BRIEF: Search the records for the word "name" and report each line that has it.

PROVIDED RECORDS:

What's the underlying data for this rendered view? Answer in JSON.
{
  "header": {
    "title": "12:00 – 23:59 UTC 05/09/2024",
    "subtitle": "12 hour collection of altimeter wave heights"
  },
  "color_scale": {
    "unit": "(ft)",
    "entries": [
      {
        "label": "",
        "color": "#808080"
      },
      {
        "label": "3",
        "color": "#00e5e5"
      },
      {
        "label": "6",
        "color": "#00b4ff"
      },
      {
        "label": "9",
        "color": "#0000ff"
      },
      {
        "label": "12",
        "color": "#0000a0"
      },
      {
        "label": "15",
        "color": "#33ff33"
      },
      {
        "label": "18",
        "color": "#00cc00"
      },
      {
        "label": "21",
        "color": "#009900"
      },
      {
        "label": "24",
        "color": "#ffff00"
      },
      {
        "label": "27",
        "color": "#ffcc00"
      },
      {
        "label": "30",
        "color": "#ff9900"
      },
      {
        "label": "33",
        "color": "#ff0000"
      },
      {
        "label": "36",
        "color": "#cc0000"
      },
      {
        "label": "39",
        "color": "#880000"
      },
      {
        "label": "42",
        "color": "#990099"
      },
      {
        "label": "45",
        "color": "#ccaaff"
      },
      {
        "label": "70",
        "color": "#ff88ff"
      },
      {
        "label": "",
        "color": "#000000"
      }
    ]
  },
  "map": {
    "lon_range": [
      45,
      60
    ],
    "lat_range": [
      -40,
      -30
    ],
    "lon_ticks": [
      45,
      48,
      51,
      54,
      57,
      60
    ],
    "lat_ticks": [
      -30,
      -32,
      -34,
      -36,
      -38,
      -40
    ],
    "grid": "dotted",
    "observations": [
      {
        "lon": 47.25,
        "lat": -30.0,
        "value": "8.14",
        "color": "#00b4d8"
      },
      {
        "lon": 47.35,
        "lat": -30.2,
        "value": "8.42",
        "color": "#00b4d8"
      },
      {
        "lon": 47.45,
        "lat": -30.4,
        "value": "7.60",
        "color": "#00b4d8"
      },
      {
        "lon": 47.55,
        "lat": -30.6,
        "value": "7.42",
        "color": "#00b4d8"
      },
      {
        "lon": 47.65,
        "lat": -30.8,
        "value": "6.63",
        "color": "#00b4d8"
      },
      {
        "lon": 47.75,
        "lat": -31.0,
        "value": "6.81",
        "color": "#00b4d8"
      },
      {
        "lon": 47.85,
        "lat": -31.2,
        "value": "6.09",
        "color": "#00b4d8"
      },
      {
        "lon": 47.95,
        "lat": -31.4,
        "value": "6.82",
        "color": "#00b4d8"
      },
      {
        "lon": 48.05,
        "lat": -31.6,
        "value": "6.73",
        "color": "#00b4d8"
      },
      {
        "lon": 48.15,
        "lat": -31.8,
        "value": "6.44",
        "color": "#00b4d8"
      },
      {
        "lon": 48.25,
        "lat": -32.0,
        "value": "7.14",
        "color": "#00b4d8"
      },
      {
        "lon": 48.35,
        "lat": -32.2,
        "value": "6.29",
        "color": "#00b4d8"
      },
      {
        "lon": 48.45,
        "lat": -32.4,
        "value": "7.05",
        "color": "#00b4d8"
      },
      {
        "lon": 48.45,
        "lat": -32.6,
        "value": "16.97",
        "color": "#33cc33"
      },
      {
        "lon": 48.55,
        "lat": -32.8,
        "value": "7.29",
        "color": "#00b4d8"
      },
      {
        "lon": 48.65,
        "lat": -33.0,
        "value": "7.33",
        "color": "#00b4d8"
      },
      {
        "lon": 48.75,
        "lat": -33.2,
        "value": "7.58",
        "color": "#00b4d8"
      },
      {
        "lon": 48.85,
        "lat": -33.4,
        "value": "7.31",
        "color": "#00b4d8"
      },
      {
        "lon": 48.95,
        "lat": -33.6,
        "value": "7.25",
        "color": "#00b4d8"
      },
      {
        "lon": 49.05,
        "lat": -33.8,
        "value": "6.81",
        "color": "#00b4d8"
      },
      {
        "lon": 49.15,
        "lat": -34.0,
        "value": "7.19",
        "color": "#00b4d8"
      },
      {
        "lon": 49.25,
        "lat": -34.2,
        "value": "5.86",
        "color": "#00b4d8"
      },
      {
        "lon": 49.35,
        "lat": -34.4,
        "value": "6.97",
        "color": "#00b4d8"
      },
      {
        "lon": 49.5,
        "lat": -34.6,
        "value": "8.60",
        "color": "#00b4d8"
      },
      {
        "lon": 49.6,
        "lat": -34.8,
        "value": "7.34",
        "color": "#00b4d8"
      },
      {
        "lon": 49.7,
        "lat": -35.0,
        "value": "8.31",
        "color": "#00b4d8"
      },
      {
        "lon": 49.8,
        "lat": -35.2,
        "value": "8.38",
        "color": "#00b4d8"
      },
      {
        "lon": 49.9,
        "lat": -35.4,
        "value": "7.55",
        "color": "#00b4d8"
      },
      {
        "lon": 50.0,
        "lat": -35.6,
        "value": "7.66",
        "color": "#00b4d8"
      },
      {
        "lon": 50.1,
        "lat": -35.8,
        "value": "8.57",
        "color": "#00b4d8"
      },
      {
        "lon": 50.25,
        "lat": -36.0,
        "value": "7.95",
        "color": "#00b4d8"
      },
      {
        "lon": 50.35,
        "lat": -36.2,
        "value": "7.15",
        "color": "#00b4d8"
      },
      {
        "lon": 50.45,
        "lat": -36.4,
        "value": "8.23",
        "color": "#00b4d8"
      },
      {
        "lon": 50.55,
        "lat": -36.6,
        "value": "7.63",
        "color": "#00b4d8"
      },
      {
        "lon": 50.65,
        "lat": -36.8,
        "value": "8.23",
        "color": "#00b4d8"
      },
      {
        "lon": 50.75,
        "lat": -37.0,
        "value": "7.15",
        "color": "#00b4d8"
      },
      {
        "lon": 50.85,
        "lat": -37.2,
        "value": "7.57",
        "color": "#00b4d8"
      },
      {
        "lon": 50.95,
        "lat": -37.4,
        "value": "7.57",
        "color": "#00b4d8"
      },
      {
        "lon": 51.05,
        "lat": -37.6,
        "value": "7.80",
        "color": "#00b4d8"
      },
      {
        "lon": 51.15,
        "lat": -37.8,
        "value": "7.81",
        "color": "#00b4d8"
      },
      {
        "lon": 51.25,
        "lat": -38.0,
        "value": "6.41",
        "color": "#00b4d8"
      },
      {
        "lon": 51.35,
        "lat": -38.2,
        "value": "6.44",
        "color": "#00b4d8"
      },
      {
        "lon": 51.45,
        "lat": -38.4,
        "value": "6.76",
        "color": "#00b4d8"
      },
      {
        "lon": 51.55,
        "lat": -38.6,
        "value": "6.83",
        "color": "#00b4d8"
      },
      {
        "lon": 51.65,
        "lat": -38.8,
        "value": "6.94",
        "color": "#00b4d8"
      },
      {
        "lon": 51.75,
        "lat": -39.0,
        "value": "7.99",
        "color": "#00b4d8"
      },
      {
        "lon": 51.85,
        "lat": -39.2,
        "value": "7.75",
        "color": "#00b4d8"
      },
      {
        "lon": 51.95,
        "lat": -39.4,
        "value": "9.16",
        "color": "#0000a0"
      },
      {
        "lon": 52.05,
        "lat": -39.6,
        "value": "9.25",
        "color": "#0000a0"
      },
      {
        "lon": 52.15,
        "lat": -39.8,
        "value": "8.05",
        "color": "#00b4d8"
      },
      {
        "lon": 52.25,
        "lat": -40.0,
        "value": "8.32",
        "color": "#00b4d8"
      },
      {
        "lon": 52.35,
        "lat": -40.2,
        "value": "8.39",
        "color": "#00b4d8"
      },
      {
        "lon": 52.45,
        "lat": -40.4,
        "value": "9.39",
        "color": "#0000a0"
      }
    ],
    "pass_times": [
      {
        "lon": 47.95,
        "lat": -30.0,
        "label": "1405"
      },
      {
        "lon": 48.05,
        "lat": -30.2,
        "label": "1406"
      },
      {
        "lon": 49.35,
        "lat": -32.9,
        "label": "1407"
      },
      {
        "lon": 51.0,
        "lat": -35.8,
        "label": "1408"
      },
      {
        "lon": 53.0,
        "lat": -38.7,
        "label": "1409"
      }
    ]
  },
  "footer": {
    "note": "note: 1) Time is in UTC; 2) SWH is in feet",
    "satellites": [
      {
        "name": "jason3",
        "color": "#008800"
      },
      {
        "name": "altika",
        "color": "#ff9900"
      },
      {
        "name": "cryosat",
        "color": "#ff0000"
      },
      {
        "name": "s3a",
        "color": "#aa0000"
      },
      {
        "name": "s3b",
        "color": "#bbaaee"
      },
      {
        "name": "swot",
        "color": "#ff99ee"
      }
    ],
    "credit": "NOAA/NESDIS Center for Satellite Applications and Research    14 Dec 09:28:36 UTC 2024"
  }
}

RESPONSE TO THE TASK:
        "name": "jason3",
        "name": "altika",
        "name": "cryosat",
        "name": "s3a",
        "name": "s3b",
        "name": "swot",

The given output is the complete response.